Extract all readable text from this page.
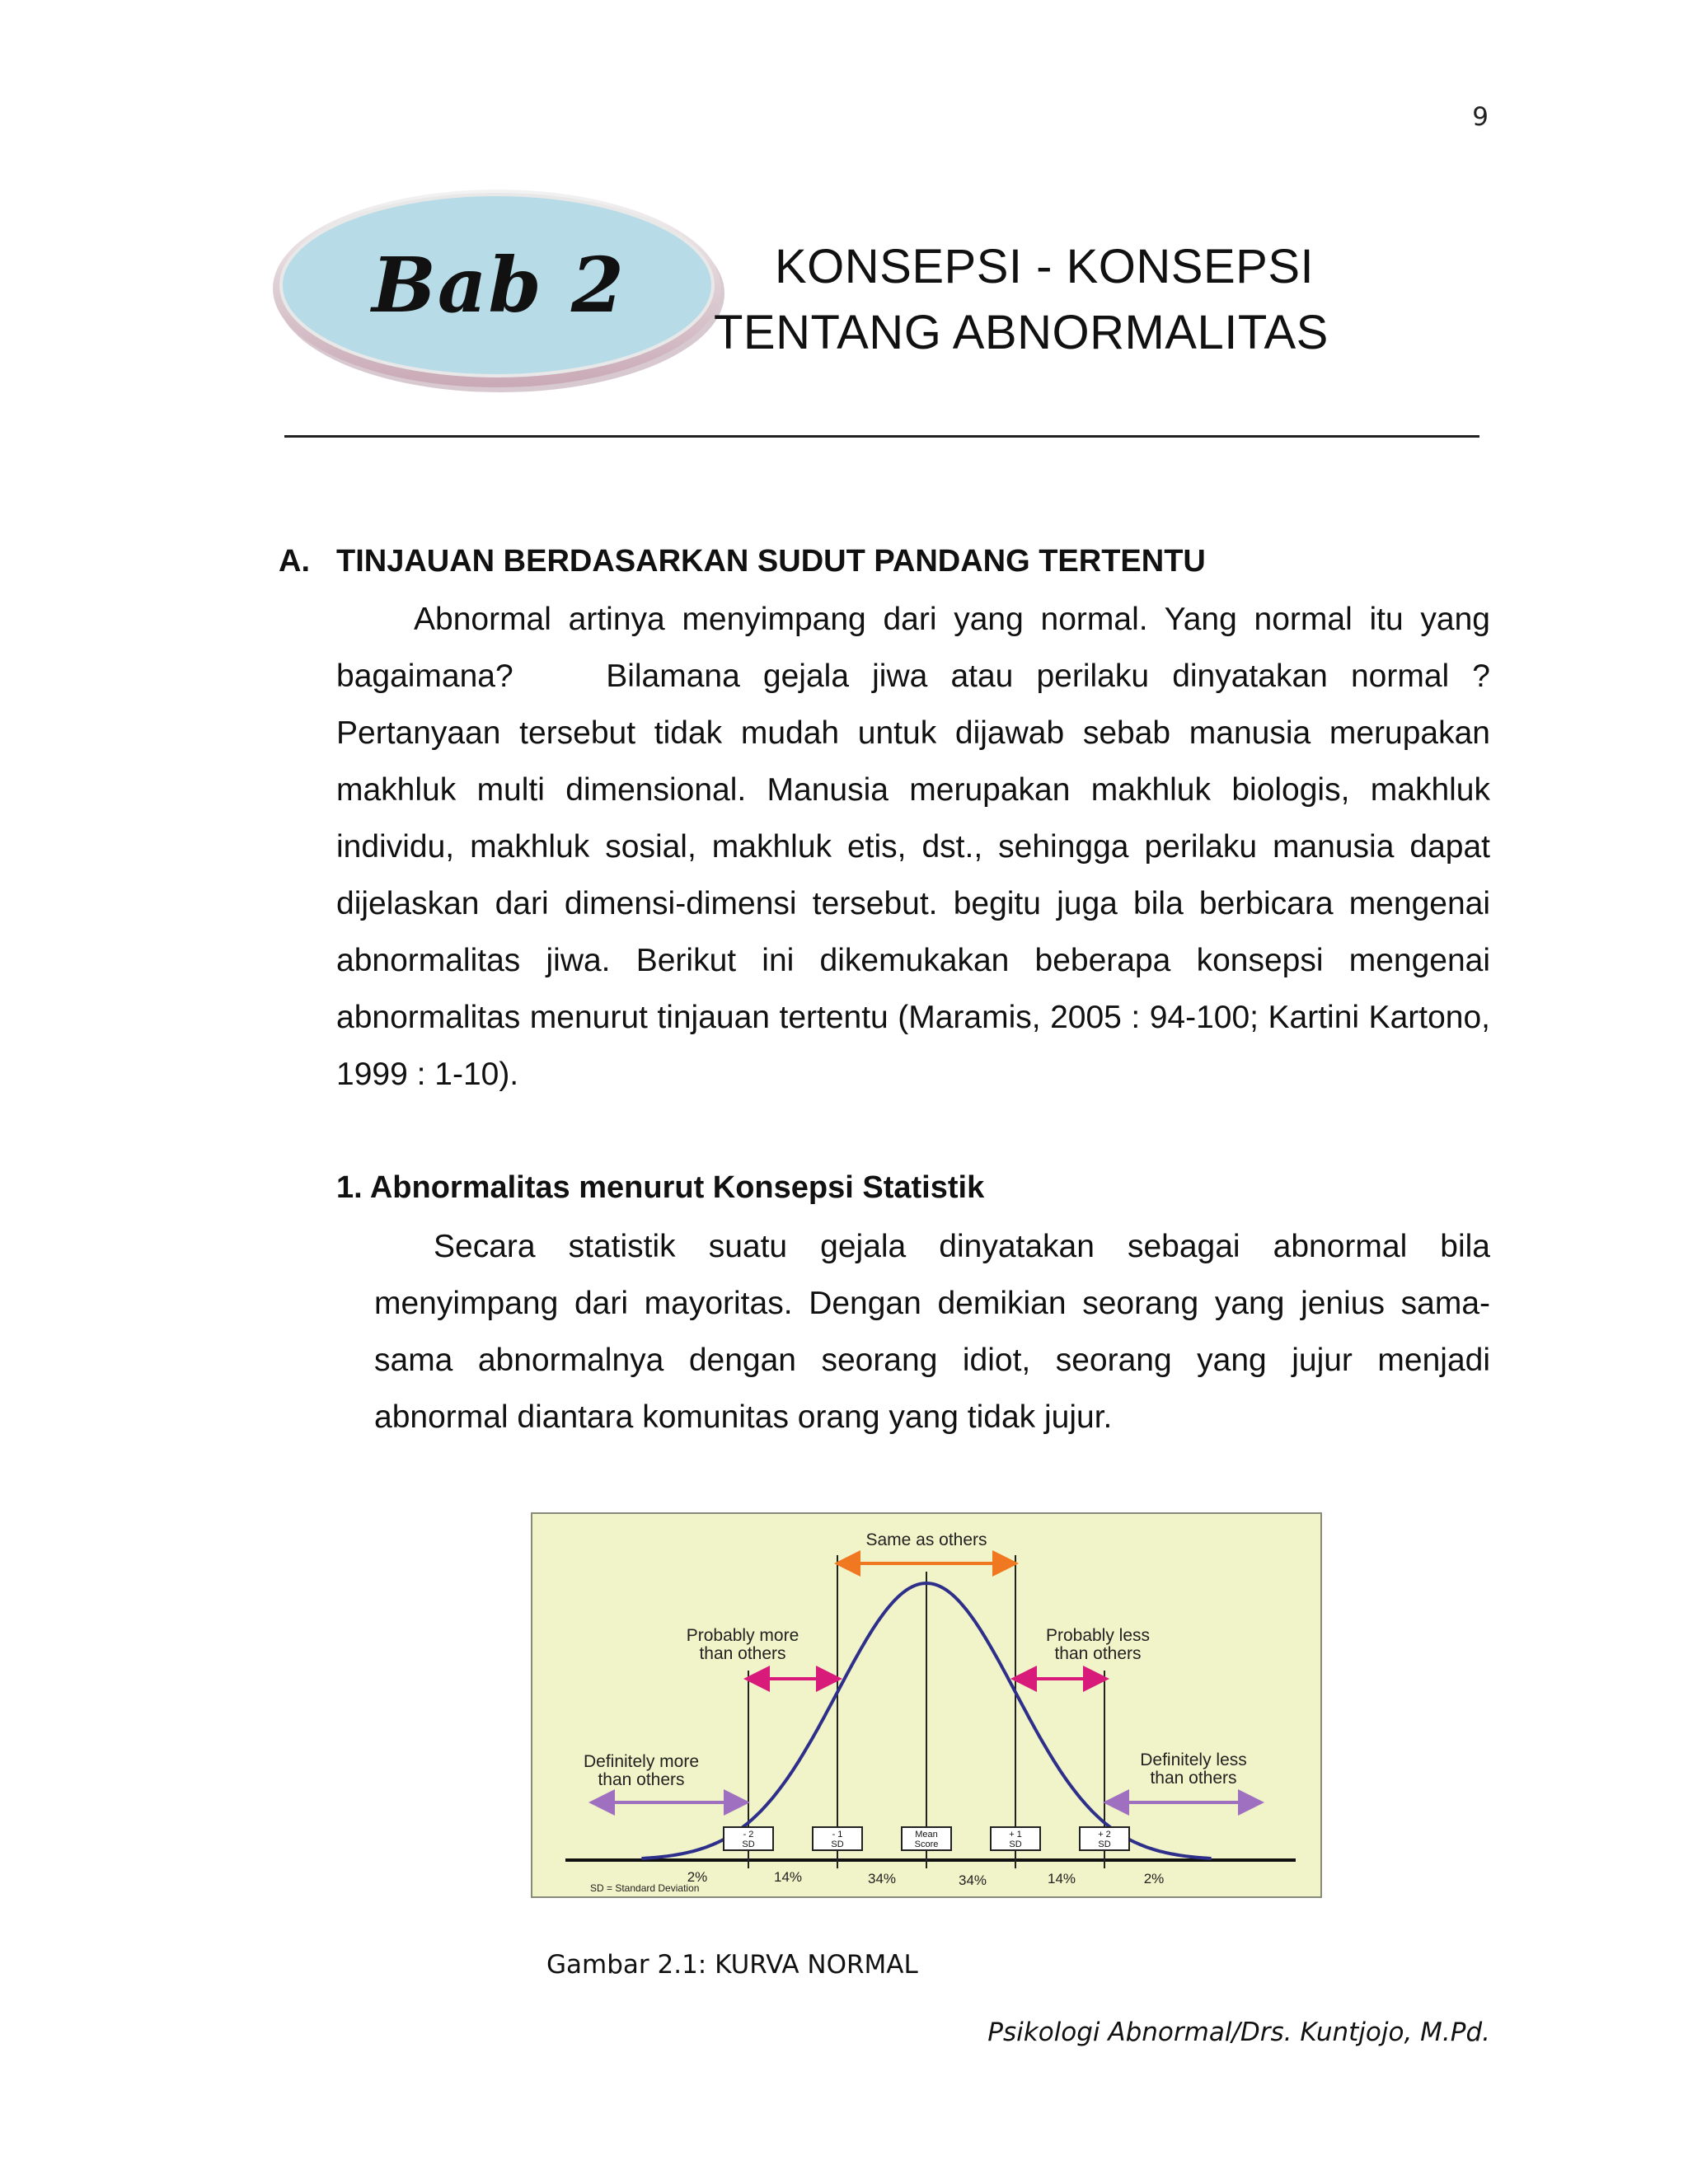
9
Bab 2	KONSEPSI - KONSEPSI
TENTANG ABNORMALITAS
A. TINJAUAN BERDASARKAN SUDUT PANDANG TERTENTU
Abnormal artinya menyimpang dari yang normal. Yang normal itu yang bagaimana?    Bilamana gejala jiwa atau perilaku dinyatakan normal ? Pertanyaan tersebut tidak mudah untuk dijawab sebab manusia merupakan makhluk multi dimensional. Manusia merupakan makhluk biologis, makhluk individu, makhluk sosial, makhluk etis, dst., sehingga perilaku manusia dapat dijelaskan dari dimensi-dimensi tersebut. begitu juga bila berbicara mengenai abnormalitas jiwa. Berikut ini dikemukakan beberapa konsepsi mengenai abnormalitas menurut tinjauan tertentu (Maramis, 2005 : 94-100; Kartini Kartono, 1999 : 1-10).
1. Abnormalitas menurut Konsepsi Statistik
Secara statistik suatu gejala dinyatakan sebagai abnormal bila menyimpang dari mayoritas. Dengan demikian seorang yang jenius sama-sama abnormalnya dengan seorang idiot, seorang yang jujur menjadi abnormal diantara komunitas orang yang tidak jujur.
Same as others
Probably more
than others
Probably less
than others
Definitely more
than others
Definitely less
than others
- 2
SD
- 1
SD
Mean
Score
+ 1
SD
+ 2
SD
2%	14%	34%	34%	14%	2%
SD = Standard Deviation
Gambar 2.1: KURVA NORMAL
Psikologi Abnormal/Drs. Kuntjojo, M.Pd.
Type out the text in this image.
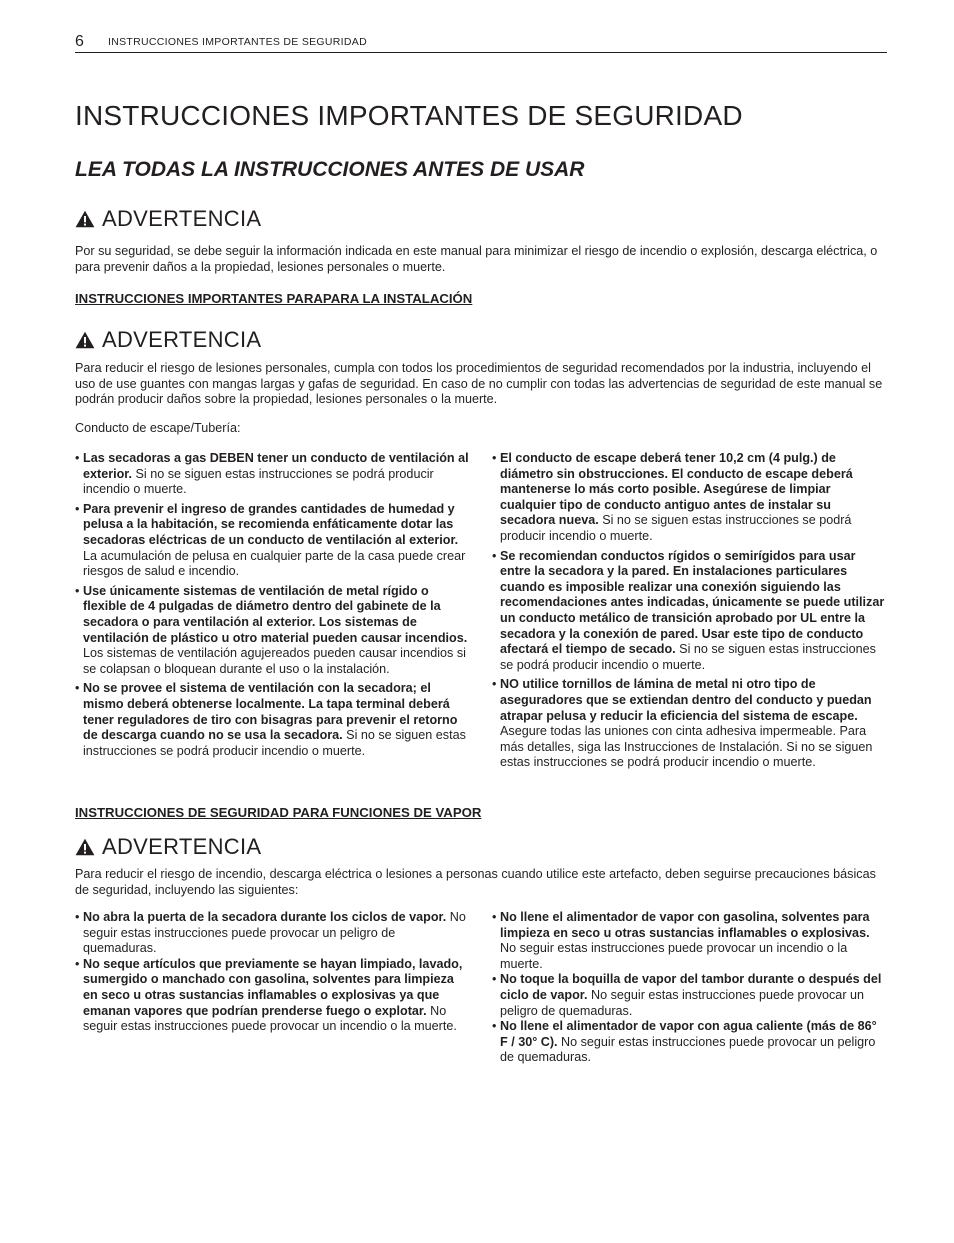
6 INSTRUCCIONES IMPORTANTES DE SEGURIDAD
INSTRUCCIONES IMPORTANTES DE SEGURIDAD
LEA TODAS LA INSTRUCCIONES ANTES DE USAR
ADVERTENCIA

Por su seguridad, se debe seguir la información indicada en este manual para minimizar el riesgo de incendio o explosión, descarga eléctrica, o para prevenir daños a la propiedad, lesiones personales o muerte.

INSTRUCCIONES IMPORTANTES PARAPARA LA INSTALACIÓN
ADVERTENCIA

Para reducir el riesgo de lesiones personales, cumpla con todos los procedimientos de seguridad recomendados por la industria, incluyendo el uso de use guantes con mangas largas y gafas de seguridad. En caso de no cumplir con todas las advertencias de seguridad de este manual se podrán producir daños sobre la propiedad, lesiones personales o la muerte.

Conducto de escape/Tubería:

• Las secadoras a gas DEBEN tener un conducto de ventilación al exterior. Si no se siguen estas instrucciones se podrá producir incendio o muerte.
• Para prevenir el ingreso de grandes cantidades de humedad y pelusa a la habitación, se recomienda enfáticamente dotar las secadoras eléctricas de un conducto de ventilación al exterior. La acumulación de pelusa en cualquier parte de la casa puede crear riesgos de salud e incendio.
• Use únicamente sistemas de ventilación de metal rígido o flexible de 4 pulgadas de diámetro dentro del gabinete de la secadora o para ventilación al exterior. Los sistemas de ventilación de plástico u otro material pueden causar incendios. Los sistemas de ventilación agujereados pueden causar incendios si se colapsan o bloquean durante el uso o la instalación.
• No se provee el sistema de ventilación con la secadora; el mismo deberá obtenerse localmente. La tapa terminal deberá tener reguladores de tiro con bisagras para prevenir el retorno de descarga cuando no se usa la secadora. Si no se siguen estas instrucciones se podrá producir incendio o muerte.
• El conducto de escape deberá tener 10,2 cm (4 pulg.) de diámetro sin obstrucciones. El conducto de escape deberá mantenerse lo más corto posible. Asegúrese de limpiar cualquier tipo de conducto antiguo antes de instalar su secadora nueva. Si no se siguen estas instrucciones se podrá producir incendio o muerte.
• Se recomiendan conductos rígidos o semirígidos para usar entre la secadora y la pared. En instalaciones particulares cuando es imposible realizar una conexión siguiendo las recomendaciones antes indicadas, únicamente se puede utilizar un conducto metálico de transición aprobado por UL entre la secadora y la conexión de pared. Usar este tipo de conducto afectará el tiempo de secado. Si no se siguen estas instrucciones se podrá producir incendio o muerte.
• NO utilice tornillos de lámina de metal ni otro tipo de aseguradores que se extiendan dentro del conducto y puedan atrapar pelusa y reducir la eficiencia del sistema de escape. Asegure todas las uniones con cinta adhesiva impermeable. Para más detalles, siga las Instrucciones de Instalación. Si no se siguen estas instrucciones se podrá producir incendio o muerte.
INSTRUCCIONES DE SEGURIDAD PARA FUNCIONES DE VAPOR
ADVERTENCIA

Para reducir el riesgo de incendio, descarga eléctrica o lesiones a personas cuando utilice este artefacto, deben seguirse precauciones básicas de seguridad, incluyendo las siguientes:

• No abra la puerta de la secadora durante los ciclos de vapor. No seguir estas instrucciones puede provocar un peligro de quemaduras.
• No seque artículos que previamente se hayan limpiado, lavado, sumergido o manchado con gasolina, solventes para limpieza en seco u otras sustancias inflamables o explosivas ya que emanan vapores que podrían prenderse fuego o explotar. No seguir estas instrucciones puede provocar un incendio o la muerte.
• No llene el alimentador de vapor con gasolina, solventes para limpieza en seco u otras sustancias inflamables o explosivas. No seguir estas instrucciones puede provocar un incendio o la muerte.
• No toque la boquilla de vapor del tambor durante o después del ciclo de vapor. No seguir estas instrucciones puede provocar un peligro de quemaduras.
• No llene el alimentador de vapor con agua caliente (más de 86° F / 30° C). No seguir estas instrucciones puede provocar un peligro de quemaduras.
....
Pull out and copy each line containing the string "text".

§ FINAL ANSWER:
Extract all readable text from this page.
Type out the text in this image.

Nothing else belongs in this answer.